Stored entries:
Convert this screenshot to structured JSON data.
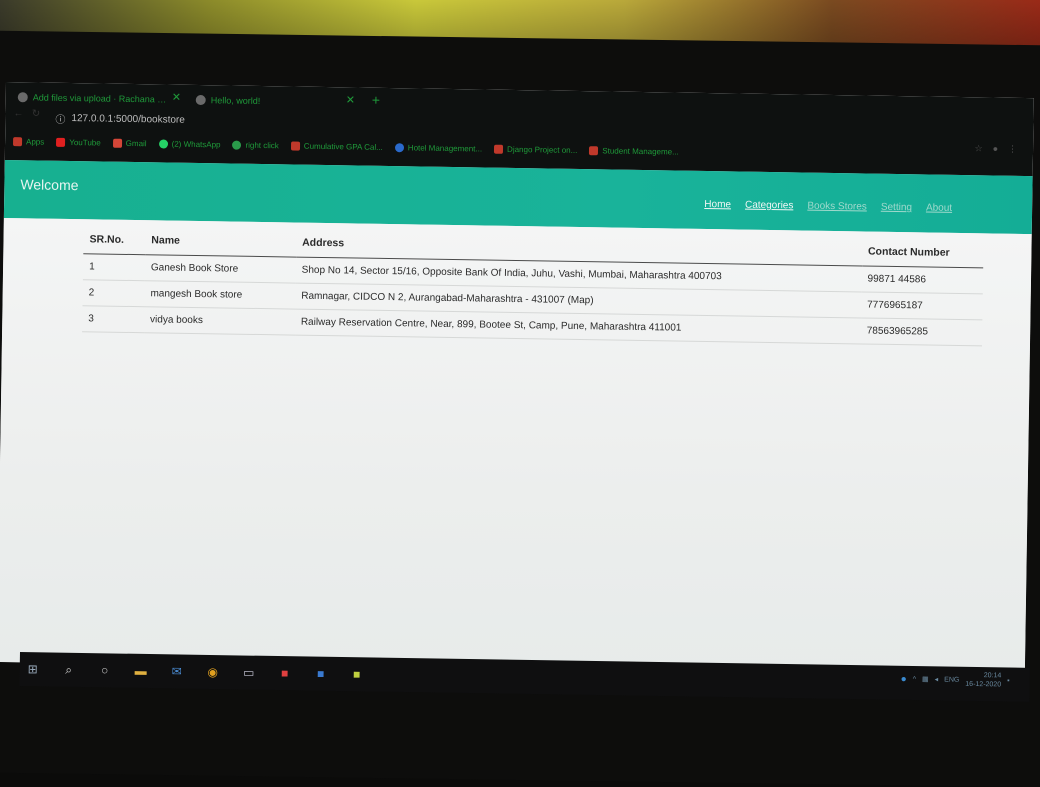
{
  "browser": {
    "tabs": [
      {
        "label": "Add files via upload · Rachana …"
      },
      {
        "label": "Hello, world!"
      }
    ],
    "url": "127.0.0.1:5000/bookstore",
    "bookmarks": [
      {
        "label": "Apps",
        "color": "#c0392b"
      },
      {
        "label": "YouTube",
        "color": "#e02020"
      },
      {
        "label": "Gmail",
        "color": "#d44638"
      },
      {
        "label": "(2) WhatsApp",
        "color": "#25d366"
      },
      {
        "label": "right click",
        "color": "#2a9a4a"
      },
      {
        "label": "Cumulative GPA Cal...",
        "color": "#c0392b"
      },
      {
        "label": "Hotel Management...",
        "color": "#2a6acb"
      },
      {
        "label": "Django Project on...",
        "color": "#c0392b"
      },
      {
        "label": "Student Manageme...",
        "color": "#c0392b"
      }
    ]
  },
  "app": {
    "brand": "Welcome",
    "nav": [
      {
        "label": "Home"
      },
      {
        "label": "Categories"
      },
      {
        "label": "Books Stores"
      },
      {
        "label": "Setting"
      },
      {
        "label": "About"
      }
    ]
  },
  "table": {
    "headers": [
      "SR.No.",
      "Name",
      "Address",
      "Contact Number"
    ],
    "rows": [
      [
        "1",
        "Ganesh Book Store",
        "Shop No 14, Sector 15/16, Opposite Bank Of India, Juhu, Vashi, Mumbai, Maharashtra 400703",
        "99871 44586"
      ],
      [
        "2",
        "mangesh Book store",
        "Ramnagar, CIDCO N 2, Aurangabad-Maharashtra - 431007 (Map)",
        "7776965187"
      ],
      [
        "3",
        "vidya books",
        "Railway Reservation Centre, Near, 899, Bootee St, Camp, Pune, Maharashtra 411001",
        "78563965285"
      ]
    ]
  },
  "taskbar": {
    "tray_lang": "ENG",
    "clock_time": "20:14",
    "clock_date": "16-12-2020"
  }
}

- **Problem to solve**:
Go through the material and select each line with the string "Maharashtra" in it.

- **Output for this task**:
        "Shop No 14, Sector 15/16, Opposite Bank Of India, Juhu, Vashi, Mumbai, Maharashtra 400703",
        "Ramnagar, CIDCO N 2, Aurangabad-Maharashtra - 431007 (Map)",
        "Railway Reservation Centre, Near, 899, Bootee St, Camp, Pune, Maharashtra 411001",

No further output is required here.